**PROVIDED DATA**
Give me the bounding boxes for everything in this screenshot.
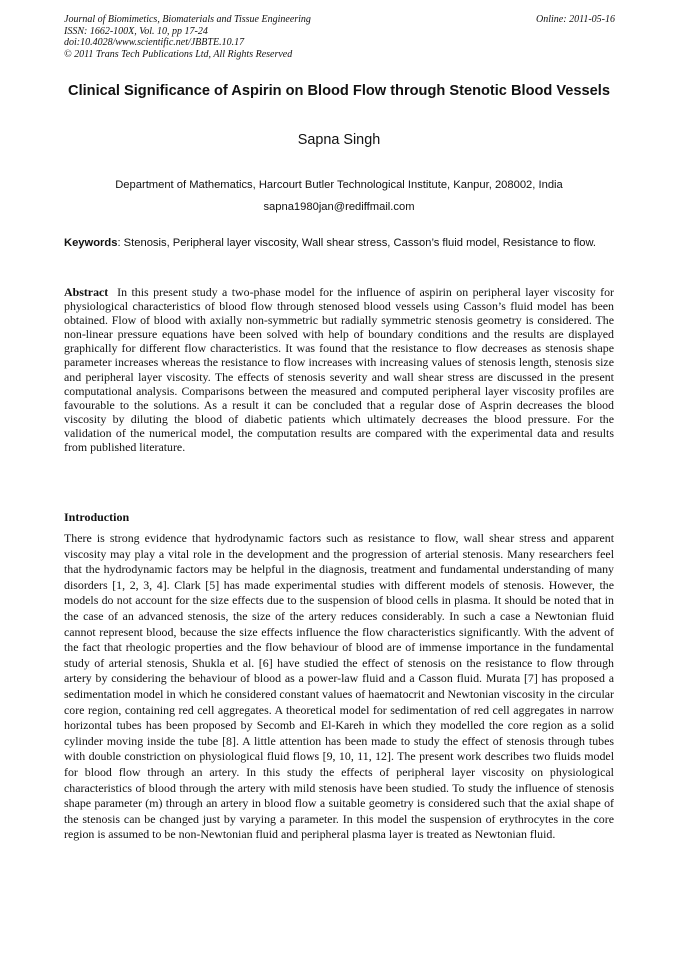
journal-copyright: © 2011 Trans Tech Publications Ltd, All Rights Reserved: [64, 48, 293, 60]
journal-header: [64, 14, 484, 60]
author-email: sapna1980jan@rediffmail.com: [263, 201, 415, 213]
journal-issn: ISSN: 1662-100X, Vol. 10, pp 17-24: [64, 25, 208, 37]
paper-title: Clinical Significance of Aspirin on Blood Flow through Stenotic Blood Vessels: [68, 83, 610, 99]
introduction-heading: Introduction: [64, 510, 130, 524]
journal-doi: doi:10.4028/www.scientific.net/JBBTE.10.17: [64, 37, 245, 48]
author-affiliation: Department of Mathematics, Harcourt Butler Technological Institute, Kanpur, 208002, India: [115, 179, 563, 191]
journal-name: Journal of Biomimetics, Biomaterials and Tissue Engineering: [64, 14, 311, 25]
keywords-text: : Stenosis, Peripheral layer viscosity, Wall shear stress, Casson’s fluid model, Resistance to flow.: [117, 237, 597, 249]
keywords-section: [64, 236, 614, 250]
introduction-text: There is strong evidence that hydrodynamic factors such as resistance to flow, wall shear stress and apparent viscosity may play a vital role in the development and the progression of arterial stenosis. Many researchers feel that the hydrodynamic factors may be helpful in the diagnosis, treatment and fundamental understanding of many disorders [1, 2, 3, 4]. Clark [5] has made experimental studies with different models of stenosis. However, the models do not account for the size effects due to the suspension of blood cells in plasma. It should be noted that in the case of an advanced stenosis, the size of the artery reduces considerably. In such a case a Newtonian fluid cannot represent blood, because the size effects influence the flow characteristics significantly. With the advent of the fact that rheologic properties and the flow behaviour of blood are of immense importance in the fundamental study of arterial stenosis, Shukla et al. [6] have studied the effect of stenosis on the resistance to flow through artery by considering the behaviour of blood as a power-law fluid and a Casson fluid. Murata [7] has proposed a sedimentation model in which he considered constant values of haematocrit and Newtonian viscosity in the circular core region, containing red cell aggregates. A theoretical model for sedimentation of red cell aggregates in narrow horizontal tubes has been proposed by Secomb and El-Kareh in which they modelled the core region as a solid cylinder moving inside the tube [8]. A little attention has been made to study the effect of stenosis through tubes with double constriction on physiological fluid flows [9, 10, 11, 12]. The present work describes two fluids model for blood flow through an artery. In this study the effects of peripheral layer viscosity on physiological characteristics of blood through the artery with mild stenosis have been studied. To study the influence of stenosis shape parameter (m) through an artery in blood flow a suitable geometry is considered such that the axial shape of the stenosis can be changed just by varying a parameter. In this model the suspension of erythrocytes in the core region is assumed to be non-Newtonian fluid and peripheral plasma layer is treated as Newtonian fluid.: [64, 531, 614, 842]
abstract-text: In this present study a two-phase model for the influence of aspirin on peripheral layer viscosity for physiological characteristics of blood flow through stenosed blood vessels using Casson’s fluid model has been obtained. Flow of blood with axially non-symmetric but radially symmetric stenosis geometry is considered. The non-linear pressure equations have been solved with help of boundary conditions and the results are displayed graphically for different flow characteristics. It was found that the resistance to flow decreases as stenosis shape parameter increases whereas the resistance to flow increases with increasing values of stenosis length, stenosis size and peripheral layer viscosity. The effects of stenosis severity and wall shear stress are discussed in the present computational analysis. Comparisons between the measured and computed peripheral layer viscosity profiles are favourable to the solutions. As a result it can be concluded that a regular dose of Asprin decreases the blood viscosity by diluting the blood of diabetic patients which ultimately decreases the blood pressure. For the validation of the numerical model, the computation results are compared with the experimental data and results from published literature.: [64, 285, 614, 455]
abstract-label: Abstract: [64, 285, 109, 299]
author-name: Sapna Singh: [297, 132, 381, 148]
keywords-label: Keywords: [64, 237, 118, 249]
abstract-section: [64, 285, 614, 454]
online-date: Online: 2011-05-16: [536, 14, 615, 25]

**WORK TO COMPLETE**
Gather every line from the entries above where the word "name" appears, and copy them.

**WORKED SOLUTION**
journal-name: Journal of Biomimetics, Biomaterials and Tissue Engineering: [64, 14, 311, 25]
author-name: Sapna Singh: [297, 132, 381, 148]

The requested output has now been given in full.